• Brano citato:
———

Successivamente, le dinamiche dell’Innovation Economy e la conseguente digitalizzazione
dell’economia che a partire dagli anni ’70 interessarono la maggior parte delle economie sviluppate,
modificarono ed ampliarono il concetto di start-up da mera fase del business life-cycle ad un
autentico modello di business. Si tratta, quindi, di un’impresa caratterizzata da un elevato potenziale
di crescita e solitamente operante ai confini della frontiera della tecnologia, costituita
prevalentemente per presidiare nuovi spazi economici generati dalla precedente ricerca e
innovazione sviluppatasi a monte.
A prescindere dalla precisazione sopra esposta, ciò che sancisce il successo o, al contrario, il
fallimento di un progetto imprenditoriale risiede, da un lato, nella “bontà” dell’idea e dell’intuizione
del fondatore e, dall’altro, nella capacità da parte dello stesso (e degli altri organi del vertice
strategico) di gestire e governare la fitta rete di relazioni che si instaura tra l’impresa e l’ambiente di
riferimento. L’imprenditore non solo deve instaurare una correlazione tra idea e bisogni del mercato
che si prospetta di servire, ma deve anche definire adeguatamente le forme di coordinamento
attraverso la progettazione di idonee strutture organizzative allo scopo di presiedere le relazioni che
inevitabilmente si instaurano con i cd. stakeholders (soggetti portatori di interessi diretti o indiretti
nell’impresa, con potere di condizionare le strategie aziendali). Le start-ups si differenziano dagli altri
modelli di business per la loro sostanziale assenza di confini organizzativi e per la forte dipendenza
verso fornitori esterni di risorse (finanziarie e non): in una realtà d’impresa così strutturata, emerge
con forza la centralità della gestione delle relazioni impresa-ambiente.

———

• Dati forniti:
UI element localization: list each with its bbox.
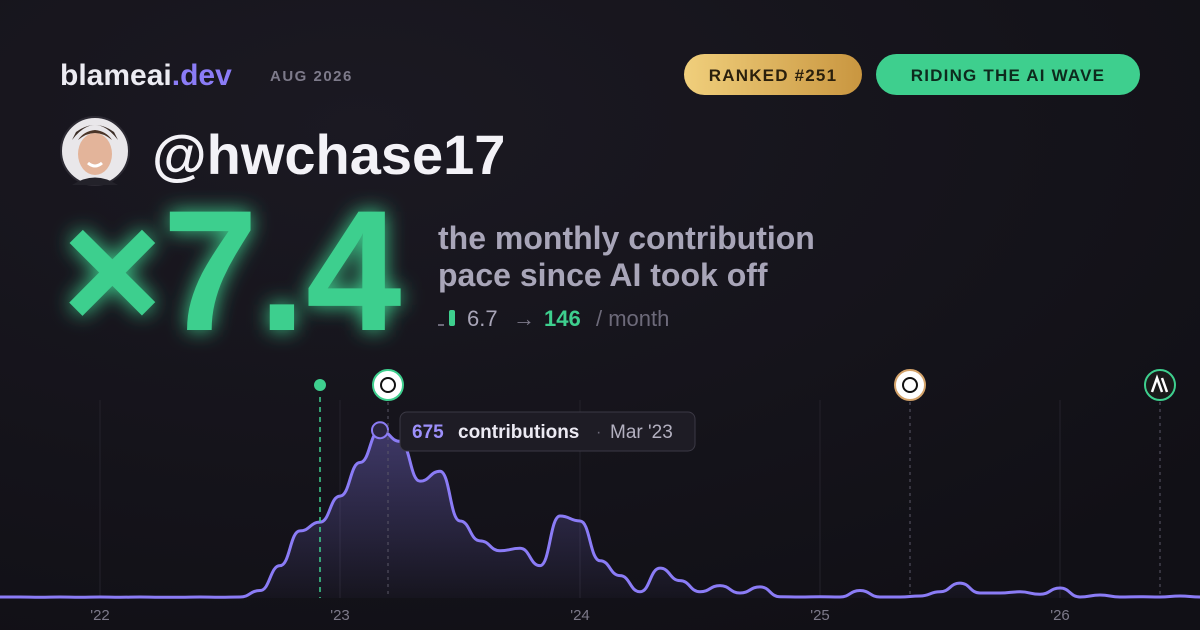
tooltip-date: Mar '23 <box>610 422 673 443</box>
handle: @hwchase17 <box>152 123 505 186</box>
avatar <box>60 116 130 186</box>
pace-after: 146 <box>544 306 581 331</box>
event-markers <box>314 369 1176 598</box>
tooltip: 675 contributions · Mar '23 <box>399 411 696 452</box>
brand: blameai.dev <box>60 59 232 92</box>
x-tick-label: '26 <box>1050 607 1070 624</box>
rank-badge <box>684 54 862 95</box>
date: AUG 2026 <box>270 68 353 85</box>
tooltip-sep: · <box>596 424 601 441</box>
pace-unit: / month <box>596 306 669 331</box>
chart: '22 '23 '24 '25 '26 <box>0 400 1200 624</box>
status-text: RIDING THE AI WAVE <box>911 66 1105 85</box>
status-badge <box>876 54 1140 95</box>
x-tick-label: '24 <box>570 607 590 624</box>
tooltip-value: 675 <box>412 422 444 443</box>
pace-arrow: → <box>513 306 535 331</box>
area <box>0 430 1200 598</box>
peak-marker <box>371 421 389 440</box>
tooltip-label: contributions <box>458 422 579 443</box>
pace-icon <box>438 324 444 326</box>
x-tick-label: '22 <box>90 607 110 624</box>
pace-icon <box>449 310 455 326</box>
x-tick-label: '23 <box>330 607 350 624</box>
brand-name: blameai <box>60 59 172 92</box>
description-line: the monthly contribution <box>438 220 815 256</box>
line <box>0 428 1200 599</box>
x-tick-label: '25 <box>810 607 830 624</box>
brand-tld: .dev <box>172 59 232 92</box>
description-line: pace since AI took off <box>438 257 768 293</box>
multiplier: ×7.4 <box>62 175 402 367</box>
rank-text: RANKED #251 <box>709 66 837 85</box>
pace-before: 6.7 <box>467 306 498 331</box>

———

• Consegne:
1) Riscrivi in forma più breve il paragrafo del brano sulle start-up che comincia con «Successivamente, le dinamiche», conservandone i fatti principali.
2) Prosegui il brano sulle start-up dopo la sua ultima frase.
I dati costituiscono un materiale a sé, distinto dal brano.

• Risultati per consegna:
1) A partire dagli anni '70, l'Innovation Economy e la digitalizzazione dell'economia, che coinvolsero gran parte delle economie sviluppate, trasformarono la start-up da semplice fase del business life-cycle in un vero modello di business. Si tratta di un'impresa con un elevato potenziale di crescita, di solito attiva ai confini della frontiera tecnologica. Nasce soprattutto per presidiare i nuovi spazi economici aperti dalla ricerca e dall'innovazione sviluppate in precedenza.

2)
Paradossalmente, le peculiarità di questa tipologia di business risultano essere anche i suoi
principali elementi di debolezza. Le start-ups incontrano difficoltà di sviluppo mediamente maggiori
rispetto alle altre imprese, soprattutto per quanto riguarda il finanziamento. All’elevata prospettiva
di crescita futura si associa un altrettanto elevato livello di rischio-rendimento, generato dalla
difficoltà che un finanziatore incontra nel giudicare la fattibilità economica del progetto e,
conseguentemente, la remunerazione futura del capitale investito, per effetto della cd.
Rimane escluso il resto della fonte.